[Figure content listings]
--------------------------------

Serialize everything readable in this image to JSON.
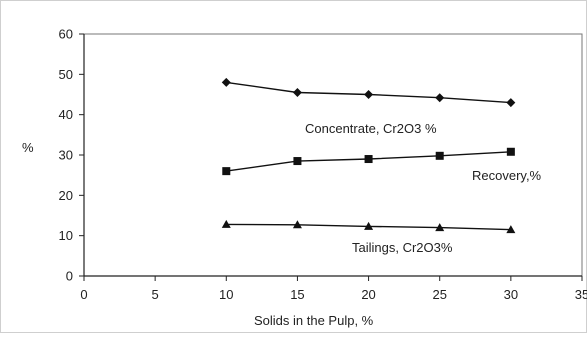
{
  "chart_data": {
    "type": "line",
    "title": "",
    "xlabel": "Solids in the Pulp, %",
    "ylabel": "%",
    "xlim": [
      0,
      35
    ],
    "ylim": [
      0,
      60
    ],
    "x_ticks": [
      0,
      5,
      10,
      15,
      20,
      25,
      30,
      35
    ],
    "y_ticks": [
      0,
      10,
      20,
      30,
      40,
      50,
      60
    ],
    "grid": false,
    "legend": "none",
    "x": [
      10,
      15,
      20,
      25,
      30
    ],
    "series": [
      {
        "name": "Concentrate, Cr2O3 %",
        "marker": "diamond",
        "values": [
          48,
          45.5,
          45,
          44.2,
          43
        ]
      },
      {
        "name": "Recovery,%",
        "marker": "square",
        "values": [
          26,
          28.5,
          29,
          29.8,
          30.8
        ]
      },
      {
        "name": "Tailings, Cr2O3%",
        "marker": "triangle",
        "values": [
          12.8,
          12.7,
          12.3,
          12,
          11.5
        ]
      }
    ]
  }
}
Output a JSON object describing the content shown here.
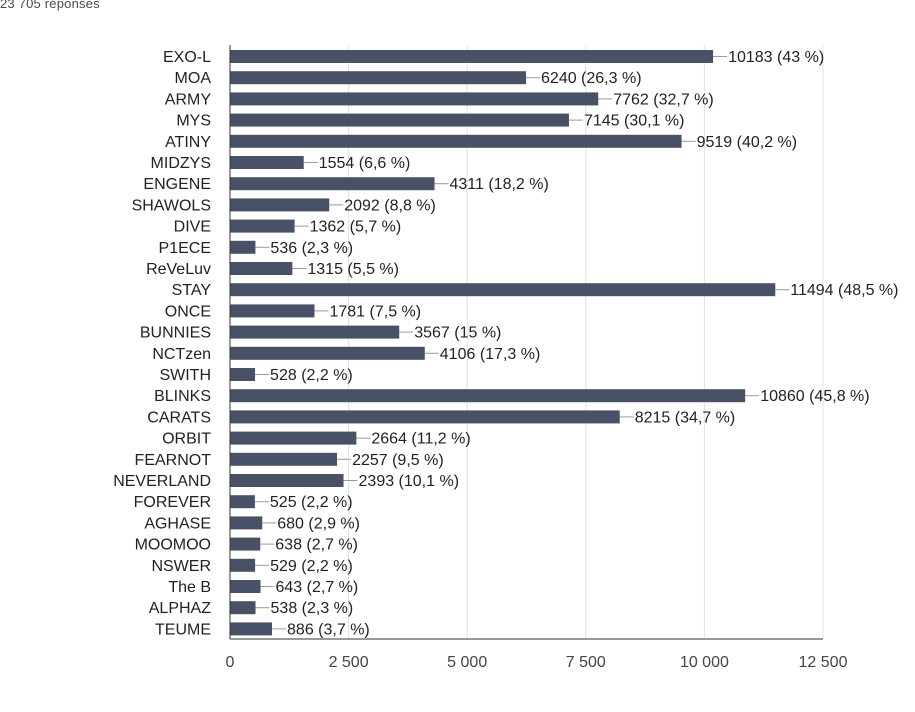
{
  "header": {
    "response_count": "23 705 réponses"
  },
  "colors": {
    "bar": "#485165",
    "grid": "#e2e2e2",
    "axis": "#333333",
    "leader": "#9a9a9a"
  },
  "chart_data": {
    "type": "bar",
    "orientation": "horizontal",
    "title": "",
    "xlabel": "",
    "ylabel": "",
    "xlim": [
      0,
      12500
    ],
    "grid": true,
    "x_ticks": [
      0,
      2500,
      5000,
      7500,
      10000,
      12500
    ],
    "x_tick_labels": [
      "0",
      "2 500",
      "5 000",
      "7 500",
      "10 000",
      "12 500"
    ],
    "categories": [
      "EXO-L",
      "MOA",
      "ARMY",
      "MYS",
      "ATINY",
      "MIDZYS",
      "ENGENE",
      "SHAWOLS",
      "DIVE",
      "P1ECE",
      "ReVeLuv",
      "STAY",
      "ONCE",
      "BUNNIES",
      "NCTzen",
      "SWITH",
      "BLINKS",
      "CARATS",
      "ORBIT",
      "FEARNOT",
      "NEVERLAND",
      "FOREVER",
      "AGHASE",
      "MOOMOO",
      "NSWER",
      "The B",
      "ALPHAZ",
      "TEUME"
    ],
    "values": [
      10183,
      6240,
      7762,
      7145,
      9519,
      1554,
      4311,
      2092,
      1362,
      536,
      1315,
      11494,
      1781,
      3567,
      4106,
      528,
      10860,
      8215,
      2664,
      2257,
      2393,
      525,
      680,
      638,
      529,
      643,
      538,
      886
    ],
    "data_labels": [
      "10183 (43 %)",
      "6240 (26,3 %)",
      "7762 (32,7 %)",
      "7145 (30,1 %)",
      "9519 (40,2 %)",
      "1554 (6,6 %)",
      "4311 (18,2 %)",
      "2092 (8,8 %)",
      "1362 (5,7 %)",
      "536 (2,3 %)",
      "1315 (5,5 %)",
      "11494 (48,5 %)",
      "1781 (7,5 %)",
      "3567 (15 %)",
      "4106 (17,3 %)",
      "528 (2,2 %)",
      "10860 (45,8 %)",
      "8215 (34,7 %)",
      "2664 (11,2 %)",
      "2257 (9,5 %)",
      "2393 (10,1 %)",
      "525 (2,2 %)",
      "680 (2,9 %)",
      "638 (2,7 %)",
      "529 (2,2 %)",
      "643 (2,7 %)",
      "538 (2,3 %)",
      "886 (3,7 %)"
    ]
  }
}
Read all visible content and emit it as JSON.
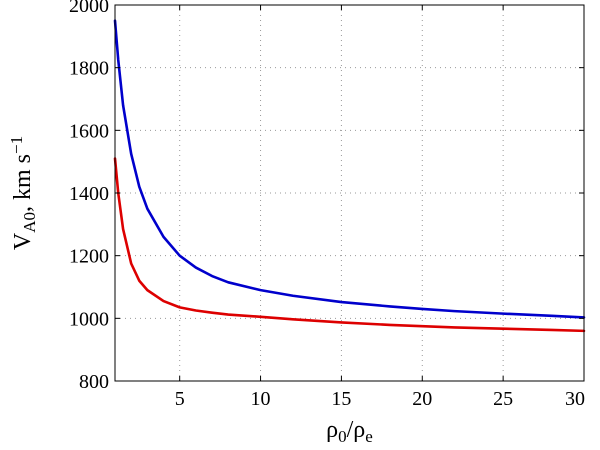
{
  "chart_data": {
    "type": "line",
    "title": "",
    "xlabel": "ρ0/ρe",
    "ylabel": "VA0, km s−1",
    "xlim": [
      1,
      30
    ],
    "ylim": [
      800,
      2000
    ],
    "grid": true,
    "x_ticks": [
      5,
      10,
      15,
      20,
      25,
      30
    ],
    "y_ticks": [
      800,
      1000,
      1200,
      1400,
      1600,
      1800,
      2000
    ],
    "x_tick_labels": [
      "5",
      "10",
      "15",
      "20",
      "25",
      "30"
    ],
    "y_tick_labels": [
      "800",
      "1000",
      "1200",
      "1400",
      "1600",
      "1800",
      "2000"
    ],
    "series": [
      {
        "color": "#0000cc",
        "x": [
          1,
          1.2,
          1.5,
          2,
          2.5,
          3,
          4,
          5,
          6,
          7,
          8,
          10,
          12,
          15,
          18,
          20,
          22,
          25,
          28,
          30
        ],
        "y": [
          1950,
          1825,
          1680,
          1525,
          1420,
          1350,
          1260,
          1200,
          1162,
          1135,
          1115,
          1090,
          1072,
          1052,
          1038,
          1030,
          1023,
          1015,
          1008,
          1003
        ]
      },
      {
        "color": "#dd0000",
        "x": [
          1,
          1.2,
          1.5,
          2,
          2.5,
          3,
          4,
          5,
          6,
          7,
          8,
          10,
          12,
          15,
          18,
          20,
          22,
          25,
          28,
          30
        ],
        "y": [
          1510,
          1400,
          1285,
          1175,
          1120,
          1090,
          1055,
          1035,
          1025,
          1018,
          1012,
          1005,
          997,
          987,
          979,
          975,
          971,
          967,
          963,
          960
        ]
      }
    ]
  }
}
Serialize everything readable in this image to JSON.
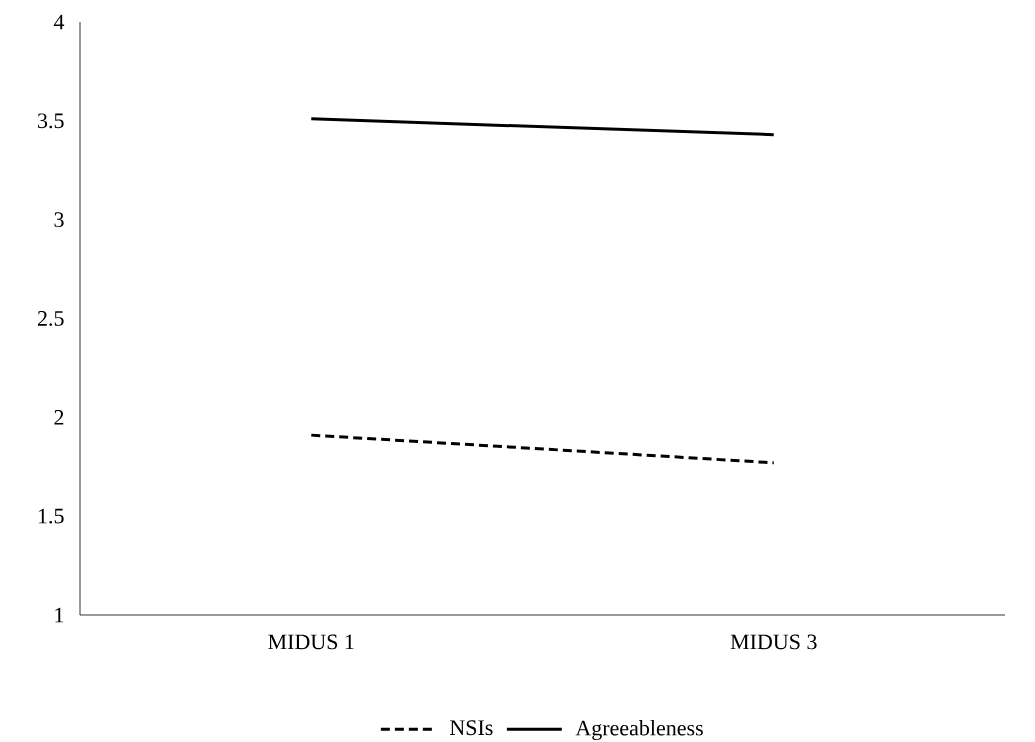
{
  "chart_data": {
    "type": "line",
    "categories": [
      "MIDUS 1",
      "MIDUS 3"
    ],
    "series": [
      {
        "name": "NSIs",
        "color": "#000000",
        "line_style": "dashed",
        "values": [
          1.91,
          1.77
        ]
      },
      {
        "name": "Agreeableness",
        "color": "#000000",
        "line_style": "solid",
        "values": [
          3.51,
          3.43
        ]
      }
    ],
    "ylim": [
      1,
      4
    ],
    "yticks": [
      1,
      1.5,
      2,
      2.5,
      3,
      3.5,
      4
    ],
    "legend": "bottom"
  }
}
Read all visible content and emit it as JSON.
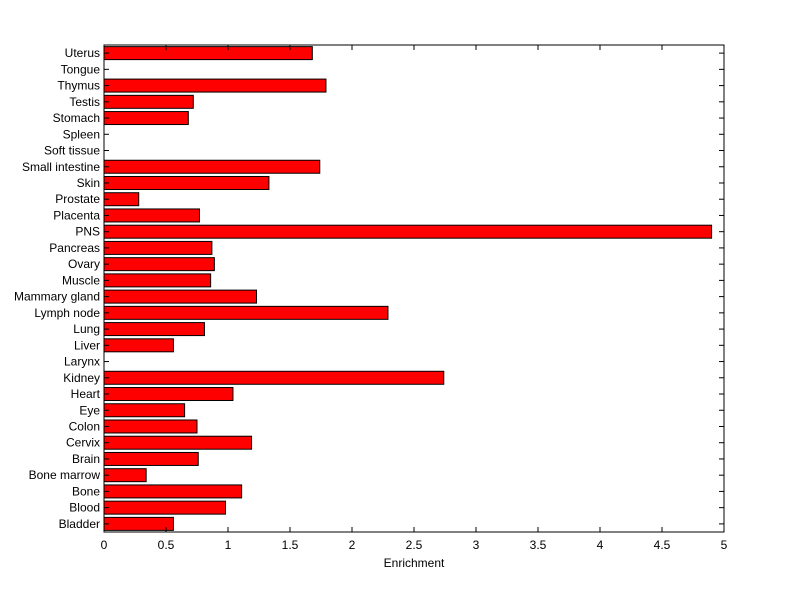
{
  "chart_data": {
    "type": "bar",
    "orientation": "horizontal",
    "title": "",
    "xlabel": "Enrichment",
    "ylabel": "",
    "xlim": [
      0,
      5
    ],
    "xticks": [
      "0",
      "0.5",
      "1",
      "1.5",
      "2",
      "2.5",
      "3",
      "3.5",
      "4",
      "4.5",
      "5"
    ],
    "grid": false,
    "legend": "none",
    "bar_color": "#ff0000",
    "bar_edge_color": "#000000",
    "categories": [
      "Uterus",
      "Tongue",
      "Thymus",
      "Testis",
      "Stomach",
      "Spleen",
      "Soft tissue",
      "Small intestine",
      "Skin",
      "Prostate",
      "Placenta",
      "PNS",
      "Pancreas",
      "Ovary",
      "Muscle",
      "Mammary gland",
      "Lymph node",
      "Lung",
      "Liver",
      "Larynx",
      "Kidney",
      "Heart",
      "Eye",
      "Colon",
      "Cervix",
      "Brain",
      "Bone marrow",
      "Bone",
      "Blood",
      "Bladder"
    ],
    "values": [
      1.68,
      0,
      1.79,
      0.72,
      0.68,
      0,
      0,
      1.74,
      1.33,
      0.28,
      0.77,
      4.9,
      0.87,
      0.89,
      0.86,
      1.23,
      2.29,
      0.81,
      0.56,
      0,
      2.74,
      1.04,
      0.65,
      0.75,
      1.19,
      0.76,
      0.34,
      1.11,
      0.98,
      0.56
    ]
  }
}
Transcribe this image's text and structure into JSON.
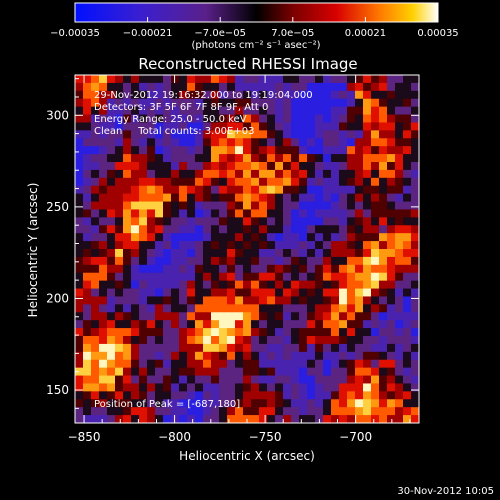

--------------------------------

Short exercise »
Transcribe the preceding listing in its entirety and with exact wording, leaving out pictures.

Answer in full »
Serialize everything readable in this image to JSON.
{
  "chart_data": {
    "type": "line",
    "title": "",
    "xlabel": "Solids in the Pulp, %",
    "ylabel": "%",
    "xlim": [
      0,
      35
    ],
    "ylim": [
      0,
      60
    ],
    "x_ticks": [
      0,
      5,
      10,
      15,
      20,
      25,
      30,
      35
    ],
    "y_ticks": [
      0,
      10,
      20,
      30,
      40,
      50,
      60
    ],
    "grid": false,
    "legend": "none",
    "x": [
      10,
      15,
      20,
      25,
      30
    ],
    "series": [
      {
        "name": "Concentrate, Cr2O3 %",
        "marker": "diamond",
        "values": [
          48,
          45.5,
          45,
          44.2,
          43
        ]
      },
      {
        "name": "Recovery,%",
        "marker": "square",
        "values": [
          26,
          28.5,
          29,
          29.8,
          30.8
        ]
      },
      {
        "name": "Tailings, Cr2O3%",
        "marker": "triangle",
        "values": [
          12.8,
          12.7,
          12.3,
          12,
          11.5
        ]
      }
    ]
  }
}
Output a JSON object describing the content shown here.
{
  "header": {
    "response_count": "23 705 réponses"
  },
  "colors": {
    "bar": "#485165",
    "grid": "#e2e2e2",
    "axis": "#333333",
    "leader": "#9a9a9a"
  },
  "chart_data": {
    "type": "bar",
    "orientation": "horizontal",
    "title": "",
    "xlabel": "",
    "ylabel": "",
    "xlim": [
      0,
      12500
    ],
    "grid": true,
    "x_ticks": [
      0,
      2500,
      5000,
      7500,
      10000,
      12500
    ],
    "x_tick_labels": [
      "0",
      "2 500",
      "5 000",
      "7 500",
      "10 000",
      "12 500"
    ],
    "categories": [
      "EXO-L",
      "MOA",
      "ARMY",
      "MYS",
      "ATINY",
      "MIDZYS",
      "ENGENE",
      "SHAWOLS",
      "DIVE",
      "P1ECE",
      "ReVeLuv",
      "STAY",
      "ONCE",
      "BUNNIES",
      "NCTzen",
      "SWITH",
      "BLINKS",
      "CARATS",
      "ORBIT",
      "FEARNOT",
      "NEVERLAND",
      "FOREVER",
      "AGHASE",
      "MOOMOO",
      "NSWER",
      "The B",
      "ALPHAZ",
      "TEUME"
    ],
    "values": [
      10183,
      6240,
      7762,
      7145,
      9519,
      1554,
      4311,
      2092,
      1362,
      536,
      1315,
      11494,
      1781,
      3567,
      4106,
      528,
      10860,
      8215,
      2664,
      2257,
      2393,
      525,
      680,
      638,
      529,
      643,
      538,
      886
    ],
    "data_labels": [
      "10183 (43 %)",
      "6240 (26,3 %)",
      "7762 (32,7 %)",
      "7145 (30,1 %)",
      "9519 (40,2 %)",
      "1554 (6,6 %)",
      "4311 (18,2 %)",
      "2092 (8,8 %)",
      "1362 (5,7 %)",
      "536 (2,3 %)",
      "1315 (5,5 %)",
      "11494 (48,5 %)",
      "1781 (7,5 %)",
      "3567 (15 %)",
      "4106 (17,3 %)",
      "528 (2,2 %)",
      "10860 (45,8 %)",
      "8215 (34,7 %)",
      "2664 (11,2 %)",
      "2257 (9,5 %)",
      "2393 (10,1 %)",
      "525 (2,2 %)",
      "680 (2,9 %)",
      "638 (2,7 %)",
      "529 (2,2 %)",
      "643 (2,7 %)",
      "538 (2,3 %)",
      "886 (3,7 %)"
    ]
  }
}
Read all visible content and emit it as JSON.
{
  "chart_data": {
    "type": "line",
    "title": "",
    "xlabel": "ρ0/ρe",
    "ylabel": "VA0, km s−1",
    "xlim": [
      1,
      30
    ],
    "ylim": [
      800,
      2000
    ],
    "grid": true,
    "x_ticks": [
      5,
      10,
      15,
      20,
      25,
      30
    ],
    "y_ticks": [
      800,
      1000,
      1200,
      1400,
      1600,
      1800,
      2000
    ],
    "x_tick_labels": [
      "5",
      "10",
      "15",
      "20",
      "25",
      "30"
    ],
    "y_tick_labels": [
      "800",
      "1000",
      "1200",
      "1400",
      "1600",
      "1800",
      "2000"
    ],
    "series": [
      {
        "color": "#0000cc",
        "x": [
          1,
          1.2,
          1.5,
          2,
          2.5,
          3,
          4,
          5,
          6,
          7,
          8,
          10,
          12,
          15,
          18,
          20,
          22,
          25,
          28,
          30
        ],
        "y": [
          1950,
          1825,
          1680,
          1525,
          1420,
          1350,
          1260,
          1200,
          1162,
          1135,
          1115,
          1090,
          1072,
          1052,
          1038,
          1030,
          1023,
          1015,
          1008,
          1003
        ]
      },
      {
        "color": "#dd0000",
        "x": [
          1,
          1.2,
          1.5,
          2,
          2.5,
          3,
          4,
          5,
          6,
          7,
          8,
          10,
          12,
          15,
          18,
          20,
          22,
          25,
          28,
          30
        ],
        "y": [
          1510,
          1400,
          1285,
          1175,
          1120,
          1090,
          1055,
          1035,
          1025,
          1018,
          1012,
          1005,
          997,
          987,
          979,
          975,
          971,
          967,
          963,
          960
        ]
      }
    ]
  }
}
Serialize everything readable in this image to JSON.
{
  "chart_data": {
    "type": "line",
    "categories": [
      "MIDUS 1",
      "MIDUS 3"
    ],
    "series": [
      {
        "name": "NSIs",
        "color": "#000000",
        "line_style": "dashed",
        "values": [
          1.91,
          1.77
        ]
      },
      {
        "name": "Agreeableness",
        "color": "#000000",
        "line_style": "solid",
        "values": [
          3.51,
          3.43
        ]
      }
    ],
    "ylim": [
      1,
      4
    ],
    "yticks": [
      1,
      1.5,
      2,
      2.5,
      3,
      3.5,
      4
    ],
    "legend": "bottom"
  }
}
Read all visible content and emit it as JSON.
{
  "chart_data": {
    "type": "bar",
    "orientation": "horizontal",
    "title": "",
    "xlabel": "Enrichment",
    "ylabel": "",
    "xlim": [
      0,
      5
    ],
    "xticks": [
      "0",
      "0.5",
      "1",
      "1.5",
      "2",
      "2.5",
      "3",
      "3.5",
      "4",
      "4.5",
      "5"
    ],
    "grid": false,
    "legend": "none",
    "bar_color": "#ff0000",
    "bar_edge_color": "#000000",
    "categories": [
      "Uterus",
      "Tongue",
      "Thymus",
      "Testis",
      "Stomach",
      "Spleen",
      "Soft tissue",
      "Small intestine",
      "Skin",
      "Prostate",
      "Placenta",
      "PNS",
      "Pancreas",
      "Ovary",
      "Muscle",
      "Mammary gland",
      "Lymph node",
      "Lung",
      "Liver",
      "Larynx",
      "Kidney",
      "Heart",
      "Eye",
      "Colon",
      "Cervix",
      "Brain",
      "Bone marrow",
      "Bone",
      "Blood",
      "Bladder"
    ],
    "values": [
      1.68,
      0,
      1.79,
      0.72,
      0.68,
      0,
      0,
      1.74,
      1.33,
      0.28,
      0.77,
      4.9,
      0.87,
      0.89,
      0.86,
      1.23,
      2.29,
      0.81,
      0.56,
      0,
      2.74,
      1.04,
      0.65,
      0.75,
      1.19,
      0.76,
      0.34,
      1.11,
      0.98,
      0.56
    ]
  }
}
Transcribe this image's text and structure into JSON.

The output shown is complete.